* [The problem]: Each entry has to be copied exactly, with nothing missed.

Stored data
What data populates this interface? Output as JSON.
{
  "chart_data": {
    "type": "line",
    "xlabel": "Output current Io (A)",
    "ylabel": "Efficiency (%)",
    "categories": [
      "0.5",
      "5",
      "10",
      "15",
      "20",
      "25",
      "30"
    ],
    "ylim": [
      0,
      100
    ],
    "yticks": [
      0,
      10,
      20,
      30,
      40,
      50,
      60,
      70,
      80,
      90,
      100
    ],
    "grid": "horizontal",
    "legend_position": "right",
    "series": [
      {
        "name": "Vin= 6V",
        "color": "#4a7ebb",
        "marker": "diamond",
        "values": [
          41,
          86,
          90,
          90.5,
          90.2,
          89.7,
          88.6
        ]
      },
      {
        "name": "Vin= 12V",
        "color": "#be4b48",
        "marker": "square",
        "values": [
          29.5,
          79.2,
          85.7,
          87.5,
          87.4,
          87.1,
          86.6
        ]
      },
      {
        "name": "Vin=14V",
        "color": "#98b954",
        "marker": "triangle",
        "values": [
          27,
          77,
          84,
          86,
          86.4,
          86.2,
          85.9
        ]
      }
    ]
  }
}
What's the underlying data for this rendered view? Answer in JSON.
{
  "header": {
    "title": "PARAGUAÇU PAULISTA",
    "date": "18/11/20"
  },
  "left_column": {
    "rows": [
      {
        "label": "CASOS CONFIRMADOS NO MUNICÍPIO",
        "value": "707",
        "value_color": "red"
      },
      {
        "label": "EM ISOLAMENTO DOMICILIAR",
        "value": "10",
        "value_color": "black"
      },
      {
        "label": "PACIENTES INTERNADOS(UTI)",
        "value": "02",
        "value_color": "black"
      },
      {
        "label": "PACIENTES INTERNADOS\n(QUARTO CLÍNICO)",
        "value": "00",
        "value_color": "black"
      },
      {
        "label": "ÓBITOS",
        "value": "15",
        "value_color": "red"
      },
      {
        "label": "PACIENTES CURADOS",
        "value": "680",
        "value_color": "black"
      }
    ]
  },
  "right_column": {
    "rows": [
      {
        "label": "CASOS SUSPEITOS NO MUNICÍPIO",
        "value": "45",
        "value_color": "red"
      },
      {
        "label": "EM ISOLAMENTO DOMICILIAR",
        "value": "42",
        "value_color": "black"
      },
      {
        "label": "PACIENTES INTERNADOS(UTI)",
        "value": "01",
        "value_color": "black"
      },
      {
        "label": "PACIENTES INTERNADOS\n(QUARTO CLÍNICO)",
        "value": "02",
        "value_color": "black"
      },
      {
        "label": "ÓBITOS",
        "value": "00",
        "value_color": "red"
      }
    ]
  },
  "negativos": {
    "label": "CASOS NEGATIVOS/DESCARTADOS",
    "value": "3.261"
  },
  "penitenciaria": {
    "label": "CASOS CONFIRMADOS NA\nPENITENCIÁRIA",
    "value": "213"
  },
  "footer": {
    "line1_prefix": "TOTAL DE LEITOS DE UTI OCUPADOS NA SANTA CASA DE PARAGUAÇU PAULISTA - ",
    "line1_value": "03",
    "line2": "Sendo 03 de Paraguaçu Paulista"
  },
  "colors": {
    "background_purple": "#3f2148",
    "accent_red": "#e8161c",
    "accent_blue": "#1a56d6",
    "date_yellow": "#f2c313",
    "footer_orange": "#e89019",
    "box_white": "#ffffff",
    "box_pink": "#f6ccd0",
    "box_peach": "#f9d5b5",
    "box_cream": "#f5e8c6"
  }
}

* [Output]:
What data populates this interface? Output as JSON.
{
  "chart_data": {
    "type": "line",
    "xlabel": "Output current Io (A)",
    "ylabel": "Efficiency (%)",
    "categories": [
      "0.5",
      "5",
      "10",
      "15",
      "20",
      "25",
      "30"
    ],
    "ylim": [
      0,
      100
    ],
    "yticks": [
      0,
      10,
      20,
      30,
      40,
      50,
      60,
      70,
      80,
      90,
      100
    ],
    "grid": "horizontal",
    "legend_position": "right",
    "series": [
      {
        "name": "Vin= 6V",
        "color": "#4a7ebb",
        "marker": "diamond",
        "values": [
          41,
          86,
          90,
          90.5,
          90.2,
          89.7,
          88.6
        ]
      },
      {
        "name": "Vin= 12V",
        "color": "#be4b48",
        "marker": "square",
        "values": [
          29.5,
          79.2,
          85.7,
          87.5,
          87.4,
          87.1,
          86.6
        ]
      },
      {
        "name": "Vin=14V",
        "color": "#98b954",
        "marker": "triangle",
        "values": [
          27,
          77,
          84,
          86,
          86.4,
          86.2,
          85.9
        ]
      }
    ]
  }
}
What's the underlying data for this rendered view? Answer in JSON.
{
  "header": {
    "title": "PARAGUAÇU PAULISTA",
    "date": "18/11/20"
  },
  "left_column": {
    "rows": [
      {
        "label": "CASOS CONFIRMADOS NO MUNICÍPIO",
        "value": "707",
        "value_color": "red"
      },
      {
        "label": "EM ISOLAMENTO DOMICILIAR",
        "value": "10",
        "value_color": "black"
      },
      {
        "label": "PACIENTES INTERNADOS(UTI)",
        "value": "02",
        "value_color": "black"
      },
      {
        "label": "PACIENTES INTERNADOS\n(QUARTO CLÍNICO)",
        "value": "00",
        "value_color": "black"
      },
      {
        "label": "ÓBITOS",
        "value": "15",
        "value_color": "red"
      },
      {
        "label": "PACIENTES CURADOS",
        "value": "680",
        "value_color": "black"
      }
    ]
  },
  "right_column": {
    "rows": [
      {
        "label": "CASOS SUSPEITOS NO MUNICÍPIO",
        "value": "45",
        "value_color": "red"
      },
      {
        "label": "EM ISOLAMENTO DOMICILIAR",
        "value": "42",
        "value_color": "black"
      },
      {
        "label": "PACIENTES INTERNADOS(UTI)",
        "value": "01",
        "value_color": "black"
      },
      {
        "label": "PACIENTES INTERNADOS\n(QUARTO CLÍNICO)",
        "value": "02",
        "value_color": "black"
      },
      {
        "label": "ÓBITOS",
        "value": "00",
        "value_color": "red"
      }
    ]
  },
  "negativos": {
    "label": "CASOS NEGATIVOS/DESCARTADOS",
    "value": "3.261"
  },
  "penitenciaria": {
    "label": "CASOS CONFIRMADOS NA\nPENITENCIÁRIA",
    "value": "213"
  },
  "footer": {
    "line1_prefix": "TOTAL DE LEITOS DE UTI OCUPADOS NA SANTA CASA DE PARAGUAÇU PAULISTA - ",
    "line1_value": "03",
    "line2": "Sendo 03 de Paraguaçu Paulista"
  },
  "colors": {
    "background_purple": "#3f2148",
    "accent_red": "#e8161c",
    "accent_blue": "#1a56d6",
    "date_yellow": "#f2c313",
    "footer_orange": "#e89019",
    "box_white": "#ffffff",
    "box_pink": "#f6ccd0",
    "box_peach": "#f9d5b5",
    "box_cream": "#f5e8c6"
  }
}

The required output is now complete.